## What the exercise asks
All of the lines below are to be transcribed faithfully, with pictures excluded from the copy.

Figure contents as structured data

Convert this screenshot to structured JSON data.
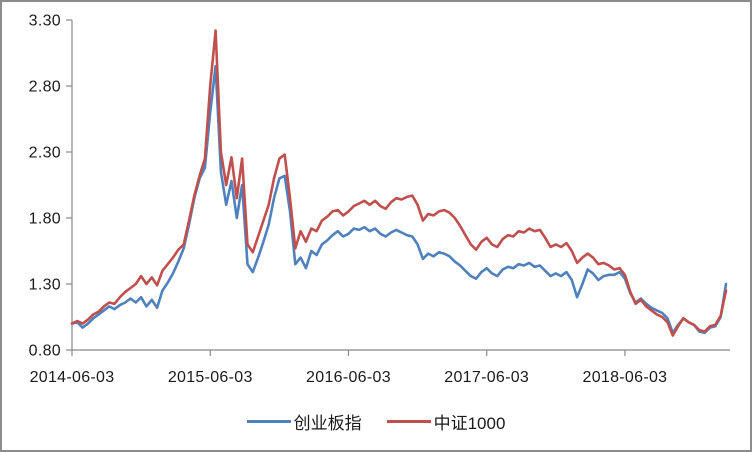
{
  "chart_data": {
    "type": "line",
    "title": "",
    "grid": false,
    "legend_position": "bottom-center",
    "x_axis": {
      "tick_labels": [
        "2014-06-03",
        "2015-06-03",
        "2016-06-03",
        "2017-06-03",
        "2018-06-03"
      ],
      "tick_positions_years": [
        0,
        1,
        2,
        3,
        4
      ],
      "range_years": [
        0,
        4.76
      ]
    },
    "y_axis": {
      "tick_labels": [
        "0.80",
        "1.30",
        "1.80",
        "2.30",
        "2.80",
        "3.30"
      ],
      "tick_values": [
        0.8,
        1.3,
        1.8,
        2.3,
        2.8,
        3.3
      ],
      "min": 0.8,
      "max": 3.3
    },
    "x_step_years": 0.038462,
    "series": [
      {
        "name": "创业板指",
        "color": "#4F81BD",
        "values": [
          1.0,
          1.01,
          0.97,
          1.0,
          1.04,
          1.07,
          1.1,
          1.13,
          1.11,
          1.14,
          1.16,
          1.19,
          1.16,
          1.2,
          1.13,
          1.18,
          1.12,
          1.25,
          1.31,
          1.38,
          1.47,
          1.57,
          1.75,
          1.95,
          2.1,
          2.18,
          2.6,
          2.95,
          2.15,
          1.9,
          2.08,
          1.8,
          2.05,
          1.45,
          1.39,
          1.5,
          1.62,
          1.75,
          1.95,
          2.1,
          2.12,
          1.85,
          1.45,
          1.5,
          1.42,
          1.55,
          1.52,
          1.6,
          1.63,
          1.67,
          1.7,
          1.66,
          1.68,
          1.72,
          1.71,
          1.73,
          1.7,
          1.72,
          1.68,
          1.66,
          1.69,
          1.71,
          1.69,
          1.67,
          1.66,
          1.6,
          1.49,
          1.53,
          1.51,
          1.54,
          1.53,
          1.51,
          1.47,
          1.44,
          1.4,
          1.36,
          1.34,
          1.39,
          1.42,
          1.38,
          1.36,
          1.41,
          1.43,
          1.42,
          1.45,
          1.44,
          1.46,
          1.43,
          1.44,
          1.4,
          1.36,
          1.38,
          1.36,
          1.39,
          1.33,
          1.2,
          1.3,
          1.41,
          1.38,
          1.33,
          1.36,
          1.37,
          1.37,
          1.39,
          1.34,
          1.23,
          1.16,
          1.19,
          1.15,
          1.12,
          1.1,
          1.08,
          1.04,
          0.93,
          0.99,
          1.04,
          1.01,
          0.99,
          0.94,
          0.93,
          0.97,
          0.98,
          1.05,
          1.3
        ]
      },
      {
        "name": "中证1000",
        "color": "#C0504D",
        "values": [
          1.0,
          1.02,
          1.0,
          1.03,
          1.07,
          1.09,
          1.13,
          1.16,
          1.15,
          1.2,
          1.24,
          1.27,
          1.3,
          1.36,
          1.3,
          1.35,
          1.29,
          1.4,
          1.45,
          1.5,
          1.56,
          1.6,
          1.78,
          1.97,
          2.12,
          2.25,
          2.8,
          3.22,
          2.3,
          2.05,
          2.26,
          1.95,
          2.25,
          1.6,
          1.54,
          1.66,
          1.78,
          1.9,
          2.1,
          2.25,
          2.28,
          1.95,
          1.57,
          1.7,
          1.62,
          1.72,
          1.7,
          1.78,
          1.81,
          1.85,
          1.86,
          1.82,
          1.85,
          1.89,
          1.91,
          1.93,
          1.9,
          1.93,
          1.89,
          1.87,
          1.92,
          1.95,
          1.94,
          1.96,
          1.97,
          1.9,
          1.78,
          1.83,
          1.82,
          1.85,
          1.86,
          1.84,
          1.8,
          1.74,
          1.67,
          1.6,
          1.56,
          1.62,
          1.65,
          1.6,
          1.58,
          1.64,
          1.67,
          1.66,
          1.7,
          1.69,
          1.72,
          1.7,
          1.71,
          1.65,
          1.58,
          1.6,
          1.58,
          1.61,
          1.55,
          1.46,
          1.5,
          1.53,
          1.5,
          1.45,
          1.46,
          1.44,
          1.41,
          1.42,
          1.37,
          1.24,
          1.15,
          1.18,
          1.13,
          1.1,
          1.07,
          1.05,
          1.01,
          0.91,
          0.98,
          1.04,
          1.01,
          0.99,
          0.95,
          0.94,
          0.98,
          0.99,
          1.06,
          1.25
        ]
      }
    ]
  },
  "colors": {
    "axis": "#898989",
    "text": "#1a1a1a",
    "frame_border": "#8c8c8c",
    "background": "#ffffff"
  }
}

## Response to the task
Convert this screenshot to structured JSON data.
{
  "chart_data": {
    "type": "line",
    "title": "",
    "grid": false,
    "legend_position": "bottom-center",
    "x_axis": {
      "tick_labels": [
        "2014-06-03",
        "2015-06-03",
        "2016-06-03",
        "2017-06-03",
        "2018-06-03"
      ],
      "tick_positions_years": [
        0,
        1,
        2,
        3,
        4
      ],
      "range_years": [
        0,
        4.76
      ]
    },
    "y_axis": {
      "tick_labels": [
        "0.80",
        "1.30",
        "1.80",
        "2.30",
        "2.80",
        "3.30"
      ],
      "tick_values": [
        0.8,
        1.3,
        1.8,
        2.3,
        2.8,
        3.3
      ],
      "min": 0.8,
      "max": 3.3
    },
    "x_step_years": 0.038462,
    "series": [
      {
        "name": "创业板指",
        "color": "#4F81BD",
        "values": [
          1.0,
          1.01,
          0.97,
          1.0,
          1.04,
          1.07,
          1.1,
          1.13,
          1.11,
          1.14,
          1.16,
          1.19,
          1.16,
          1.2,
          1.13,
          1.18,
          1.12,
          1.25,
          1.31,
          1.38,
          1.47,
          1.57,
          1.75,
          1.95,
          2.1,
          2.18,
          2.6,
          2.95,
          2.15,
          1.9,
          2.08,
          1.8,
          2.05,
          1.45,
          1.39,
          1.5,
          1.62,
          1.75,
          1.95,
          2.1,
          2.12,
          1.85,
          1.45,
          1.5,
          1.42,
          1.55,
          1.52,
          1.6,
          1.63,
          1.67,
          1.7,
          1.66,
          1.68,
          1.72,
          1.71,
          1.73,
          1.7,
          1.72,
          1.68,
          1.66,
          1.69,
          1.71,
          1.69,
          1.67,
          1.66,
          1.6,
          1.49,
          1.53,
          1.51,
          1.54,
          1.53,
          1.51,
          1.47,
          1.44,
          1.4,
          1.36,
          1.34,
          1.39,
          1.42,
          1.38,
          1.36,
          1.41,
          1.43,
          1.42,
          1.45,
          1.44,
          1.46,
          1.43,
          1.44,
          1.4,
          1.36,
          1.38,
          1.36,
          1.39,
          1.33,
          1.2,
          1.3,
          1.41,
          1.38,
          1.33,
          1.36,
          1.37,
          1.37,
          1.39,
          1.34,
          1.23,
          1.16,
          1.19,
          1.15,
          1.12,
          1.1,
          1.08,
          1.04,
          0.93,
          0.99,
          1.04,
          1.01,
          0.99,
          0.94,
          0.93,
          0.97,
          0.98,
          1.05,
          1.3
        ]
      },
      {
        "name": "中证1000",
        "color": "#C0504D",
        "values": [
          1.0,
          1.02,
          1.0,
          1.03,
          1.07,
          1.09,
          1.13,
          1.16,
          1.15,
          1.2,
          1.24,
          1.27,
          1.3,
          1.36,
          1.3,
          1.35,
          1.29,
          1.4,
          1.45,
          1.5,
          1.56,
          1.6,
          1.78,
          1.97,
          2.12,
          2.25,
          2.8,
          3.22,
          2.3,
          2.05,
          2.26,
          1.95,
          2.25,
          1.6,
          1.54,
          1.66,
          1.78,
          1.9,
          2.1,
          2.25,
          2.28,
          1.95,
          1.57,
          1.7,
          1.62,
          1.72,
          1.7,
          1.78,
          1.81,
          1.85,
          1.86,
          1.82,
          1.85,
          1.89,
          1.91,
          1.93,
          1.9,
          1.93,
          1.89,
          1.87,
          1.92,
          1.95,
          1.94,
          1.96,
          1.97,
          1.9,
          1.78,
          1.83,
          1.82,
          1.85,
          1.86,
          1.84,
          1.8,
          1.74,
          1.67,
          1.6,
          1.56,
          1.62,
          1.65,
          1.6,
          1.58,
          1.64,
          1.67,
          1.66,
          1.7,
          1.69,
          1.72,
          1.7,
          1.71,
          1.65,
          1.58,
          1.6,
          1.58,
          1.61,
          1.55,
          1.46,
          1.5,
          1.53,
          1.5,
          1.45,
          1.46,
          1.44,
          1.41,
          1.42,
          1.37,
          1.24,
          1.15,
          1.18,
          1.13,
          1.1,
          1.07,
          1.05,
          1.01,
          0.91,
          0.98,
          1.04,
          1.01,
          0.99,
          0.95,
          0.94,
          0.98,
          0.99,
          1.06,
          1.25
        ]
      }
    ]
  },
  "colors": {
    "axis": "#898989",
    "text": "#1a1a1a",
    "frame_border": "#8c8c8c",
    "background": "#ffffff"
  }
}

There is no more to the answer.